Source material:
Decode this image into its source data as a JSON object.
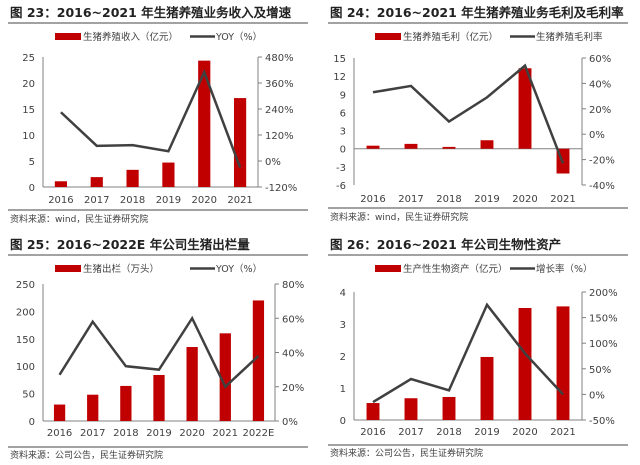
{
  "colors": {
    "bar": "#c00000",
    "line": "#404040",
    "axis": "#808080",
    "text": "#404040"
  },
  "chart_data": [
    {
      "type": "bar+line",
      "title": "图 23：2016~2021 年生猪养殖业务收入及增速",
      "categories": [
        "2016",
        "2017",
        "2018",
        "2019",
        "2020",
        "2021"
      ],
      "series": [
        {
          "name": "生猪养殖收入（亿元）",
          "type": "bar",
          "axis": "left",
          "values": [
            1.1,
            1.9,
            3.3,
            4.7,
            24.3,
            17.1
          ]
        },
        {
          "name": "YOY（%）",
          "type": "line",
          "axis": "right",
          "values": [
            225,
            70,
            73,
            45,
            410,
            -30
          ]
        }
      ],
      "left_ticks": [
        "0",
        "5",
        "10",
        "15",
        "20",
        "25"
      ],
      "ylim": [
        0,
        25
      ],
      "right_ticks": [
        "-120%",
        "0%",
        "120%",
        "240%",
        "360%",
        "480%"
      ],
      "y2lim": [
        -120,
        480
      ],
      "source": "资料来源：wind，民生证券研究院"
    },
    {
      "type": "bar+line",
      "title": "图 24：2016~2021 年生猪养殖业务毛利及毛利率",
      "categories": [
        "2016",
        "2017",
        "2018",
        "2019",
        "2020",
        "2021"
      ],
      "series": [
        {
          "name": "生猪养殖毛利（亿元）",
          "type": "bar",
          "axis": "left",
          "values": [
            0.5,
            0.8,
            0.3,
            1.4,
            13.3,
            -4.1
          ]
        },
        {
          "name": "生猪养殖毛利率",
          "type": "line",
          "axis": "right",
          "values": [
            33,
            38,
            10,
            29,
            54,
            -23
          ]
        }
      ],
      "left_ticks": [
        "-6",
        "-3",
        "0",
        "3",
        "6",
        "9",
        "12",
        "15"
      ],
      "ylim": [
        -6,
        15
      ],
      "right_ticks": [
        "-40%",
        "-20%",
        "0%",
        "20%",
        "40%",
        "60%"
      ],
      "y2lim": [
        -40,
        60
      ],
      "source": "资料来源：wind，民生证券研究院"
    },
    {
      "type": "bar+line",
      "title": "图 25：2016~2022E 年公司生猪出栏量",
      "categories": [
        "2016",
        "2017",
        "2018",
        "2019",
        "2020",
        "2021",
        "2022E"
      ],
      "series": [
        {
          "name": "生猪出栏（万头）",
          "type": "bar",
          "axis": "left",
          "values": [
            30,
            48,
            64,
            84,
            135,
            160,
            220
          ]
        },
        {
          "name": "YOY（%）",
          "type": "line",
          "axis": "right",
          "values": [
            27,
            58,
            32,
            30,
            60,
            20,
            38
          ]
        }
      ],
      "left_ticks": [
        "0",
        "50",
        "100",
        "150",
        "200",
        "250"
      ],
      "ylim": [
        0,
        250
      ],
      "right_ticks": [
        "0%",
        "20%",
        "40%",
        "60%",
        "80%"
      ],
      "y2lim": [
        0,
        80
      ],
      "source": "资料来源：公司公告，民生证券研究院"
    },
    {
      "type": "bar+line",
      "title": "图 26：2016~2021 年公司生物性资产",
      "categories": [
        "2016",
        "2017",
        "2018",
        "2019",
        "2020",
        "2021"
      ],
      "series": [
        {
          "name": "生产性生物资产（亿元）",
          "type": "bar",
          "axis": "left",
          "values": [
            0.53,
            0.68,
            0.72,
            1.97,
            3.5,
            3.55
          ]
        },
        {
          "name": "增长率（%）",
          "type": "line",
          "axis": "right",
          "values": [
            -15,
            30,
            8,
            175,
            80,
            0
          ]
        }
      ],
      "left_ticks": [
        "0",
        "1",
        "2",
        "3",
        "4"
      ],
      "ylim": [
        0,
        4
      ],
      "right_ticks": [
        "-50%",
        "0%",
        "50%",
        "100%",
        "150%",
        "200%"
      ],
      "y2lim": [
        -50,
        200
      ],
      "source": "资料来源：公司公告，民生证券研究院"
    }
  ]
}
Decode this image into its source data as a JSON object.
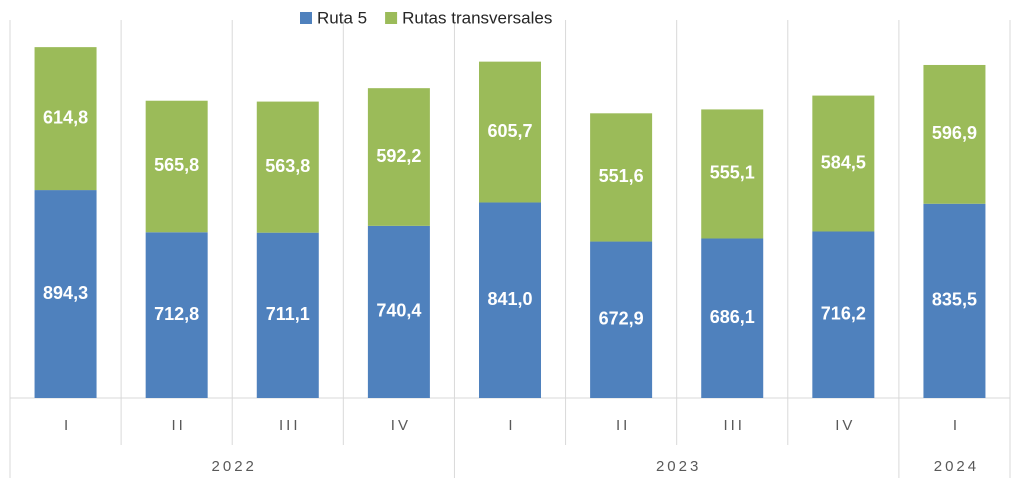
{
  "chart_data": {
    "type": "stacked_bar",
    "categories": [
      "I",
      "II",
      "III",
      "IV",
      "I",
      "II",
      "III",
      "IV",
      "I"
    ],
    "groups": [
      {
        "label": "2022",
        "count": 4
      },
      {
        "label": "2023",
        "count": 4
      },
      {
        "label": "2024",
        "count": 1
      }
    ],
    "series": [
      {
        "name": "Ruta 5",
        "color": "#4f81bd",
        "values": [
          894.3,
          712.8,
          711.1,
          740.4,
          841.0,
          672.9,
          686.1,
          716.2,
          835.5
        ],
        "value_labels": [
          "894,3",
          "712,8",
          "711,1",
          "740,4",
          "841,0",
          "672,9",
          "686,1",
          "716,2",
          "835,5"
        ]
      },
      {
        "name": "Rutas transversales",
        "color": "#9bbb59",
        "values": [
          614.8,
          565.8,
          563.8,
          592.2,
          605.7,
          551.6,
          555.1,
          584.5,
          596.9
        ],
        "value_labels": [
          "614,8",
          "565,8",
          "563,8",
          "592,2",
          "605,7",
          "551,6",
          "555,1",
          "584,5",
          "596,9"
        ]
      }
    ],
    "ylim": [
      0,
      1600
    ],
    "legend": "top"
  }
}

Required task:
Above are records with pictures; repeat the records exactly and leave the pictures out.

The reply:
Decode this image into its source data as a JSON object.
{
  "colors": {
    "bar": "#c00000",
    "line": "#404040",
    "axis": "#808080",
    "text": "#404040"
  },
  "chart_data": [
    {
      "type": "bar+line",
      "title": "图 23：2016~2021 年生猪养殖业务收入及增速",
      "categories": [
        "2016",
        "2017",
        "2018",
        "2019",
        "2020",
        "2021"
      ],
      "series": [
        {
          "name": "生猪养殖收入（亿元）",
          "type": "bar",
          "axis": "left",
          "values": [
            1.1,
            1.9,
            3.3,
            4.7,
            24.3,
            17.1
          ]
        },
        {
          "name": "YOY（%）",
          "type": "line",
          "axis": "right",
          "values": [
            225,
            70,
            73,
            45,
            410,
            -30
          ]
        }
      ],
      "left_ticks": [
        "0",
        "5",
        "10",
        "15",
        "20",
        "25"
      ],
      "ylim": [
        0,
        25
      ],
      "right_ticks": [
        "-120%",
        "0%",
        "120%",
        "240%",
        "360%",
        "480%"
      ],
      "y2lim": [
        -120,
        480
      ],
      "source": "资料来源：wind，民生证券研究院"
    },
    {
      "type": "bar+line",
      "title": "图 24：2016~2021 年生猪养殖业务毛利及毛利率",
      "categories": [
        "2016",
        "2017",
        "2018",
        "2019",
        "2020",
        "2021"
      ],
      "series": [
        {
          "name": "生猪养殖毛利（亿元）",
          "type": "bar",
          "axis": "left",
          "values": [
            0.5,
            0.8,
            0.3,
            1.4,
            13.3,
            -4.1
          ]
        },
        {
          "name": "生猪养殖毛利率",
          "type": "line",
          "axis": "right",
          "values": [
            33,
            38,
            10,
            29,
            54,
            -23
          ]
        }
      ],
      "left_ticks": [
        "-6",
        "-3",
        "0",
        "3",
        "6",
        "9",
        "12",
        "15"
      ],
      "ylim": [
        -6,
        15
      ],
      "right_ticks": [
        "-40%",
        "-20%",
        "0%",
        "20%",
        "40%",
        "60%"
      ],
      "y2lim": [
        -40,
        60
      ],
      "source": "资料来源：wind，民生证券研究院"
    },
    {
      "type": "bar+line",
      "title": "图 25：2016~2022E 年公司生猪出栏量",
      "categories": [
        "2016",
        "2017",
        "2018",
        "2019",
        "2020",
        "2021",
        "2022E"
      ],
      "series": [
        {
          "name": "生猪出栏（万头）",
          "type": "bar",
          "axis": "left",
          "values": [
            30,
            48,
            64,
            84,
            135,
            160,
            220
          ]
        },
        {
          "name": "YOY（%）",
          "type": "line",
          "axis": "right",
          "values": [
            27,
            58,
            32,
            30,
            60,
            20,
            38
          ]
        }
      ],
      "left_ticks": [
        "0",
        "50",
        "100",
        "150",
        "200",
        "250"
      ],
      "ylim": [
        0,
        250
      ],
      "right_ticks": [
        "0%",
        "20%",
        "40%",
        "60%",
        "80%"
      ],
      "y2lim": [
        0,
        80
      ],
      "source": "资料来源：公司公告，民生证券研究院"
    },
    {
      "type": "bar+line",
      "title": "图 26：2016~2021 年公司生物性资产",
      "categories": [
        "2016",
        "2017",
        "2018",
        "2019",
        "2020",
        "2021"
      ],
      "series": [
        {
          "name": "生产性生物资产（亿元）",
          "type": "bar",
          "axis": "left",
          "values": [
            0.53,
            0.68,
            0.72,
            1.97,
            3.5,
            3.55
          ]
        },
        {
          "name": "增长率（%）",
          "type": "line",
          "axis": "right",
          "values": [
            -15,
            30,
            8,
            175,
            80,
            0
          ]
        }
      ],
      "left_ticks": [
        "0",
        "1",
        "2",
        "3",
        "4"
      ],
      "ylim": [
        0,
        4
      ],
      "right_ticks": [
        "-50%",
        "0%",
        "50%",
        "100%",
        "150%",
        "200%"
      ],
      "y2lim": [
        -50,
        200
      ],
      "source": "资料来源：公司公告，民生证券研究院"
    }
  ]
}
Decode this image into its source data as a JSON object.
{
  "chart_data": {
    "type": "stacked_bar",
    "categories": [
      "I",
      "II",
      "III",
      "IV",
      "I",
      "II",
      "III",
      "IV",
      "I"
    ],
    "groups": [
      {
        "label": "2022",
        "count": 4
      },
      {
        "label": "2023",
        "count": 4
      },
      {
        "label": "2024",
        "count": 1
      }
    ],
    "series": [
      {
        "name": "Ruta 5",
        "color": "#4f81bd",
        "values": [
          894.3,
          712.8,
          711.1,
          740.4,
          841.0,
          672.9,
          686.1,
          716.2,
          835.5
        ],
        "value_labels": [
          "894,3",
          "712,8",
          "711,1",
          "740,4",
          "841,0",
          "672,9",
          "686,1",
          "716,2",
          "835,5"
        ]
      },
      {
        "name": "Rutas transversales",
        "color": "#9bbb59",
        "values": [
          614.8,
          565.8,
          563.8,
          592.2,
          605.7,
          551.6,
          555.1,
          584.5,
          596.9
        ],
        "value_labels": [
          "614,8",
          "565,8",
          "563,8",
          "592,2",
          "605,7",
          "551,6",
          "555,1",
          "584,5",
          "596,9"
        ]
      }
    ],
    "ylim": [
      0,
      1600
    ],
    "legend": "top"
  }
}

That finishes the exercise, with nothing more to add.